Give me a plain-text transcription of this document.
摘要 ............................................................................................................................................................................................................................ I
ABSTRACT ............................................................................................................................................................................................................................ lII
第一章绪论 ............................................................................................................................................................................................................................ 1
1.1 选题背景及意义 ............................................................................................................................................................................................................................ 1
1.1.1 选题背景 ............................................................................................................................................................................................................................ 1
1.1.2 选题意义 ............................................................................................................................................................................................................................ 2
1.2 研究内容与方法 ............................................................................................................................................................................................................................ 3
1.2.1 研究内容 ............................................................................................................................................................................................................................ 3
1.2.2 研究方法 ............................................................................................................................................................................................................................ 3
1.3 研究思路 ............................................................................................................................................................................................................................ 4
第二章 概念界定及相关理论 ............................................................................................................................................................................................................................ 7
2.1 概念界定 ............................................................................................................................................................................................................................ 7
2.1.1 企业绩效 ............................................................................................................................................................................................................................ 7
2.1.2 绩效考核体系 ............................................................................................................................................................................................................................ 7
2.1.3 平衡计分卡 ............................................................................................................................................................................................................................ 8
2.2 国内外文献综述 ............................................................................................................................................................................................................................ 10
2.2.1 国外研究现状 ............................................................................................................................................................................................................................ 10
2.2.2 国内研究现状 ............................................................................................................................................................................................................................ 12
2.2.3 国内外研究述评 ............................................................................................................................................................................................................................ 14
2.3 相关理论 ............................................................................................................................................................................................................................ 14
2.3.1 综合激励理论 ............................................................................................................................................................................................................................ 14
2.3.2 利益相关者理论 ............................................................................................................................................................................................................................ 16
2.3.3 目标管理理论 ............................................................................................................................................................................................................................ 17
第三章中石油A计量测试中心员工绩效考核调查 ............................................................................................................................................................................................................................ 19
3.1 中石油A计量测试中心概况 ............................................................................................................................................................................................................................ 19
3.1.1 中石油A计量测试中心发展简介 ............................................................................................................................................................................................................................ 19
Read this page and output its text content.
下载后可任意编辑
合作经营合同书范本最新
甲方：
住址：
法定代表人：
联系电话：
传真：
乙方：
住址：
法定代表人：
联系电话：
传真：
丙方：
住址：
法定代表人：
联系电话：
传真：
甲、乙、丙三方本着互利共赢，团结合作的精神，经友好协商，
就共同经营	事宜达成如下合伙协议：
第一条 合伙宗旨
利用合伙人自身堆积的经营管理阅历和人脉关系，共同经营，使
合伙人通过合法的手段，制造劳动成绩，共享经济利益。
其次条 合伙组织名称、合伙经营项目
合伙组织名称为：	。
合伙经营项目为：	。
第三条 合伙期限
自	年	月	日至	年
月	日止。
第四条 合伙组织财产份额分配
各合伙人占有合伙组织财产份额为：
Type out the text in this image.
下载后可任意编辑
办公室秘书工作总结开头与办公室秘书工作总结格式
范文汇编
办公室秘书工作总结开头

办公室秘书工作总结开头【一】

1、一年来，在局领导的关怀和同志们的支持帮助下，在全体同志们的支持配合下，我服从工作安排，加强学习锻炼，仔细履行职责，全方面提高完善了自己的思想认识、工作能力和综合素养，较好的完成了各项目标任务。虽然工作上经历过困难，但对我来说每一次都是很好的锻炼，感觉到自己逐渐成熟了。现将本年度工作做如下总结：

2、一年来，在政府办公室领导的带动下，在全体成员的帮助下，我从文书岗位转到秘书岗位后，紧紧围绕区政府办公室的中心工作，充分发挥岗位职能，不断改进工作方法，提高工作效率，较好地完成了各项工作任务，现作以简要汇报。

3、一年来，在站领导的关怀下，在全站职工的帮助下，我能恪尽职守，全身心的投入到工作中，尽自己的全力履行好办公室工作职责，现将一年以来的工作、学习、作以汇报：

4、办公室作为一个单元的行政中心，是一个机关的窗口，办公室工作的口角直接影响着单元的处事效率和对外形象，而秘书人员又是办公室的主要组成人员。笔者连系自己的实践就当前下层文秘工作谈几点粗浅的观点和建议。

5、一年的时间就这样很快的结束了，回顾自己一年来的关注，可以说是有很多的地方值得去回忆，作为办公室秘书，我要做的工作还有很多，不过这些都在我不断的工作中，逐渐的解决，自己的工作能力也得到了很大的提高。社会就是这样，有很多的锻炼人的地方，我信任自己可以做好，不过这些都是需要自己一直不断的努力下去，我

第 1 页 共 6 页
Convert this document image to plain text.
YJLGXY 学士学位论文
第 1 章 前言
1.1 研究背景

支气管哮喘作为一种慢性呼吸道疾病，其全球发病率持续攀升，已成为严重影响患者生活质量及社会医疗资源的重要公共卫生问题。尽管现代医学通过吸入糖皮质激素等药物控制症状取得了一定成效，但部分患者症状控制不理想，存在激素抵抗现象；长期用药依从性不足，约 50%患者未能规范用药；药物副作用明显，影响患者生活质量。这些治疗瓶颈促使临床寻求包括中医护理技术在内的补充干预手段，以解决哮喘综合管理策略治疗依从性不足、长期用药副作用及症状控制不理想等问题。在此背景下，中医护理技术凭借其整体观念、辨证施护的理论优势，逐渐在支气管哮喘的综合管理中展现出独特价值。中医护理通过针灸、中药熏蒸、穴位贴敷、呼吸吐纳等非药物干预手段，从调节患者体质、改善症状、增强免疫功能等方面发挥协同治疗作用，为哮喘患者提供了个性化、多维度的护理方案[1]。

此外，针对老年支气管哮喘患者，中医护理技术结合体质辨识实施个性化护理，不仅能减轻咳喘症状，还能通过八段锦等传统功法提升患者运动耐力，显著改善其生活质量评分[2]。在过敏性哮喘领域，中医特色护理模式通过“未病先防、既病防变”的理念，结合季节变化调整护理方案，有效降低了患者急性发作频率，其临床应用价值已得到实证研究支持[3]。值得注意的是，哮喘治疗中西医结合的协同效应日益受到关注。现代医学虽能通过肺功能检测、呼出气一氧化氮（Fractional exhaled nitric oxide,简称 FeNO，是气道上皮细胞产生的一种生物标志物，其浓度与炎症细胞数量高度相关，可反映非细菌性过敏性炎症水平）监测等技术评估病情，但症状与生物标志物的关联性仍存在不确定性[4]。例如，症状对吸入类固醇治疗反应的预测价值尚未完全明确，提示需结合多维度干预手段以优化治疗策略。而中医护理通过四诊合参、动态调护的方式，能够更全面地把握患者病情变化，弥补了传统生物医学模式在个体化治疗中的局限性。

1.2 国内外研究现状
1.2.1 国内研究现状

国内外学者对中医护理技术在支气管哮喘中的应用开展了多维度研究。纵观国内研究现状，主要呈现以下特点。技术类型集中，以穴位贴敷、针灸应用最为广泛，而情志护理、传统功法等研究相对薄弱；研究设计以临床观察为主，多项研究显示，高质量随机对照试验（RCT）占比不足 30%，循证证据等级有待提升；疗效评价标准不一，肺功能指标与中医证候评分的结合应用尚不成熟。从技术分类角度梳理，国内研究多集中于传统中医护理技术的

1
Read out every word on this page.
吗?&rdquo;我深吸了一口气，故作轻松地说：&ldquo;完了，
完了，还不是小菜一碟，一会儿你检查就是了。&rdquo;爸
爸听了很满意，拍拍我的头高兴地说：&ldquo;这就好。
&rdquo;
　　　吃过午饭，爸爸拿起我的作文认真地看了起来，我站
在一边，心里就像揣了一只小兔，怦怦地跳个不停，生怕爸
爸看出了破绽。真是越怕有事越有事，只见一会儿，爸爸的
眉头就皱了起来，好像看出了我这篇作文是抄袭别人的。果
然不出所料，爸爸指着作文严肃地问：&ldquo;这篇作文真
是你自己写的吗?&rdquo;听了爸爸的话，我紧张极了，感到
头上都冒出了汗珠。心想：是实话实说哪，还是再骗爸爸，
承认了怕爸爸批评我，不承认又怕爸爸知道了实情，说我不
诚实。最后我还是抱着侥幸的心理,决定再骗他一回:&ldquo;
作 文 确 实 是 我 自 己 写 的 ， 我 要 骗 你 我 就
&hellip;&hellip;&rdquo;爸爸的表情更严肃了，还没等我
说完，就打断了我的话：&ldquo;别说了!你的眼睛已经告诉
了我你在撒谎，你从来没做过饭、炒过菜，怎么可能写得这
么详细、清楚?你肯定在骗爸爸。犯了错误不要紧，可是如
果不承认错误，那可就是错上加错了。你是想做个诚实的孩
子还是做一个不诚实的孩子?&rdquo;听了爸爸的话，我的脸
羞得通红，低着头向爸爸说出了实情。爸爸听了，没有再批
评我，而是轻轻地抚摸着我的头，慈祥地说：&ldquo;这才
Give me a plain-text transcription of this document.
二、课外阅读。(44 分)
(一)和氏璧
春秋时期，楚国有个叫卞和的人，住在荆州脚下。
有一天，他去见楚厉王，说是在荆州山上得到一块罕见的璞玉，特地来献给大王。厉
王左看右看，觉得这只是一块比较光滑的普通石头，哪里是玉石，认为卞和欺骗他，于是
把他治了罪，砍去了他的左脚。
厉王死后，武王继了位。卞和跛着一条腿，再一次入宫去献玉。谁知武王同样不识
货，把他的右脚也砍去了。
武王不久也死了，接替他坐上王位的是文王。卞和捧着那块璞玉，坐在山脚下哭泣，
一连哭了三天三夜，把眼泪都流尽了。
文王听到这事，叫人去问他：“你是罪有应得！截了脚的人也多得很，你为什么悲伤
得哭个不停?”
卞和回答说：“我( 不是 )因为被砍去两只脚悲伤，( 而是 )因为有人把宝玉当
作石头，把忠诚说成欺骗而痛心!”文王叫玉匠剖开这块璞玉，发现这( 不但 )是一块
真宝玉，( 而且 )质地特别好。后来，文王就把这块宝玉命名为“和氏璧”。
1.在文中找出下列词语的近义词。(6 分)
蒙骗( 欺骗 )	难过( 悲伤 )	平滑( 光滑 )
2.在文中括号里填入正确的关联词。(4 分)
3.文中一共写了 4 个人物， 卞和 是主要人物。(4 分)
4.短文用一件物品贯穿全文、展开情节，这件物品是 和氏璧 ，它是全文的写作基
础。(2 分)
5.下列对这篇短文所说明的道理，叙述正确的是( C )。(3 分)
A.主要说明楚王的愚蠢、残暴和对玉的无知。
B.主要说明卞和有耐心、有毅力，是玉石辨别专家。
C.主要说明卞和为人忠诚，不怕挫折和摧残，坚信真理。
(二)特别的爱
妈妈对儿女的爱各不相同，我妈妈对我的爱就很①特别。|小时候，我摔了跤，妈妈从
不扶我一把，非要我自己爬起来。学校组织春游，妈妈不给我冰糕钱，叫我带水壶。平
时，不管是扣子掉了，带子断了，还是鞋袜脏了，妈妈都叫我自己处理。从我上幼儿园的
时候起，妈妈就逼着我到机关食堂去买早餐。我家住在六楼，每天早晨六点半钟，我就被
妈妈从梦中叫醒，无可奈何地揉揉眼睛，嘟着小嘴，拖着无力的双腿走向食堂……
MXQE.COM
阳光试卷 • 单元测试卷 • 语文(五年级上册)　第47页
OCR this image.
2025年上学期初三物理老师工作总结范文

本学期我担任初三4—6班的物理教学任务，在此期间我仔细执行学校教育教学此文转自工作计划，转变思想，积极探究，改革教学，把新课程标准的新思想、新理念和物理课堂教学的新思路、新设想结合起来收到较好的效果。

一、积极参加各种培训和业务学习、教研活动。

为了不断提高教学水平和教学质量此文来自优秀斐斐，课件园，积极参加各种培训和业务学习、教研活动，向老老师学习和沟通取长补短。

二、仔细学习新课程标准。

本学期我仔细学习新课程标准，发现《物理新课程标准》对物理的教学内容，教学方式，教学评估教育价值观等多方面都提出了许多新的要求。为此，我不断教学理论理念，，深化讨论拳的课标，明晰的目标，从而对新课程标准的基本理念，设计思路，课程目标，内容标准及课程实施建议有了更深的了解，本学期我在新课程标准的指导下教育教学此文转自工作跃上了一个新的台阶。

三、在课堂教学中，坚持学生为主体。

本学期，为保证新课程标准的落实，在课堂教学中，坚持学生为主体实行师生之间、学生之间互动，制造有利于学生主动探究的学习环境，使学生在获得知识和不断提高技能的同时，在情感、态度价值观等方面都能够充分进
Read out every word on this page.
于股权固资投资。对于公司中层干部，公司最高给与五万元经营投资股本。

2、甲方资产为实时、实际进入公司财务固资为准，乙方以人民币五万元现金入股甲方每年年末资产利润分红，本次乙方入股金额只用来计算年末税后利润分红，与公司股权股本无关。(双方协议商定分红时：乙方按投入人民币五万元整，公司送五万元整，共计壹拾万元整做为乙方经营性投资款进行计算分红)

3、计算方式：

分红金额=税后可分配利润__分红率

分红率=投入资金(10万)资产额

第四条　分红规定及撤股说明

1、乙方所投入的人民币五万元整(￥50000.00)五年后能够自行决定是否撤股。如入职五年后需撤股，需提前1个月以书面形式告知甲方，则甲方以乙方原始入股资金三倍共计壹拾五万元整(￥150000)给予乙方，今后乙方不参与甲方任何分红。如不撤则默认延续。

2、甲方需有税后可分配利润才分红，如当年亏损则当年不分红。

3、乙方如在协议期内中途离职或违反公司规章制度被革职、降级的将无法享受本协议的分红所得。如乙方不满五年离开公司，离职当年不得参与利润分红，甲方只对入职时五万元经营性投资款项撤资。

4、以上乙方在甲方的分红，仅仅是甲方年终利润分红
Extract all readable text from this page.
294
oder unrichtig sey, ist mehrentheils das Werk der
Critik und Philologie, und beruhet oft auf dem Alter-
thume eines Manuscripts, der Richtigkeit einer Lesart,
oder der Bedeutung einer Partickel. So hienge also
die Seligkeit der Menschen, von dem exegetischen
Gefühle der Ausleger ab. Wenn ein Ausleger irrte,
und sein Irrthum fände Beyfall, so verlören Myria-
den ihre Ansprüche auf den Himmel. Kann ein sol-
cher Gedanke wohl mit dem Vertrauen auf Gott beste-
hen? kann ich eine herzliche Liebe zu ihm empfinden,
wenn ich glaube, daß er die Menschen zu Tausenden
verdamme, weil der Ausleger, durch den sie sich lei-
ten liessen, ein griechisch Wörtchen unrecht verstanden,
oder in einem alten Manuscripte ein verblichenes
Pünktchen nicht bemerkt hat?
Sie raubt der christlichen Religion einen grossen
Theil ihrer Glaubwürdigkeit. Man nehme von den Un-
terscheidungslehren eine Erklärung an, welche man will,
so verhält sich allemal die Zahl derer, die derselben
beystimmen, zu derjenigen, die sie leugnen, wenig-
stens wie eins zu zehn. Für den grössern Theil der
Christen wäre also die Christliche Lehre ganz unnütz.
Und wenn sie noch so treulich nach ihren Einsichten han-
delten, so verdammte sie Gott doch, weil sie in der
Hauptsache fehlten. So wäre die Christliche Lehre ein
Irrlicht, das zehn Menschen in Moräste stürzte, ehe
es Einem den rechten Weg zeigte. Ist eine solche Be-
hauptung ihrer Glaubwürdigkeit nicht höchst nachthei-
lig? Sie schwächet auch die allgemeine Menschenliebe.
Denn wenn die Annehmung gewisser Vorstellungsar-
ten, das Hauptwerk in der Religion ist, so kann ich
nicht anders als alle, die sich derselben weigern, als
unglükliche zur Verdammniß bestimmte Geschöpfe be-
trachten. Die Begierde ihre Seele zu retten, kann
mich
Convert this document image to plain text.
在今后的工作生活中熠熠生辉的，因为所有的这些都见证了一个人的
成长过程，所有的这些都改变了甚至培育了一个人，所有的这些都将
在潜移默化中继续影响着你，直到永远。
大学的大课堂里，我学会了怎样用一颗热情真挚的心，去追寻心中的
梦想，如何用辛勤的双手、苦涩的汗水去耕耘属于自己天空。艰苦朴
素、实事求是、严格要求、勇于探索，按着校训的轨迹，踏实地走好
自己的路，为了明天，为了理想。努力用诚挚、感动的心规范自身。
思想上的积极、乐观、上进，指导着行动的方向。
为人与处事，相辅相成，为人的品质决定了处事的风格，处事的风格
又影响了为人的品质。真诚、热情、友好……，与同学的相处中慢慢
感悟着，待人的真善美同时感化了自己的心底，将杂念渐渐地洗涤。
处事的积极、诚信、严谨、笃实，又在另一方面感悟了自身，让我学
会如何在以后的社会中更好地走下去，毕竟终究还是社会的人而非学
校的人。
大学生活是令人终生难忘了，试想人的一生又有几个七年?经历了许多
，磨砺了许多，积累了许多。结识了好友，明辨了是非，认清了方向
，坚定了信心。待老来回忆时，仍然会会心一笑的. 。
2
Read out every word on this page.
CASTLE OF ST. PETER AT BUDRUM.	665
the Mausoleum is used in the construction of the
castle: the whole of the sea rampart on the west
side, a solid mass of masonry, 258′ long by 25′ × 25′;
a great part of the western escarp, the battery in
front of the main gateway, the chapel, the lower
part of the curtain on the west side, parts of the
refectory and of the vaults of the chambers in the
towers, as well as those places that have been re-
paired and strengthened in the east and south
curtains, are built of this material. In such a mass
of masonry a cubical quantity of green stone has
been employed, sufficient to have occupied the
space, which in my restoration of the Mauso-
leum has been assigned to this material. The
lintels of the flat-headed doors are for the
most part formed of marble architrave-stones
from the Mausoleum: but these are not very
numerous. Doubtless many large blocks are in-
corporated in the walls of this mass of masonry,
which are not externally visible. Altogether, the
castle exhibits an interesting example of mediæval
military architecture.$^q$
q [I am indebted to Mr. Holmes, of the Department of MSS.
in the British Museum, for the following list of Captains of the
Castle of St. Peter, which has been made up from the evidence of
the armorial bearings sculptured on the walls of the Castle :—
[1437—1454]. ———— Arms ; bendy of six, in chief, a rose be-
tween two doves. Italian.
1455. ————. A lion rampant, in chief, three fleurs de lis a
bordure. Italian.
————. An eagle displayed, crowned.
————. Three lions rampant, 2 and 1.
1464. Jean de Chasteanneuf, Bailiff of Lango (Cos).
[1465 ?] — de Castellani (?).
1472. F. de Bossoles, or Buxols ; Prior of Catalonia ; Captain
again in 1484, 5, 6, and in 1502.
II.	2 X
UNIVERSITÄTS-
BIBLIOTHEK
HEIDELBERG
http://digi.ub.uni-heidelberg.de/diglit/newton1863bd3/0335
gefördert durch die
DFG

● **Set problem**: Search the entries for the word "durch" and pick out every line that holds it.

● **Task output**:
verdamme, weil der Ausleger, durch den sie sich lei-
gefördert durch die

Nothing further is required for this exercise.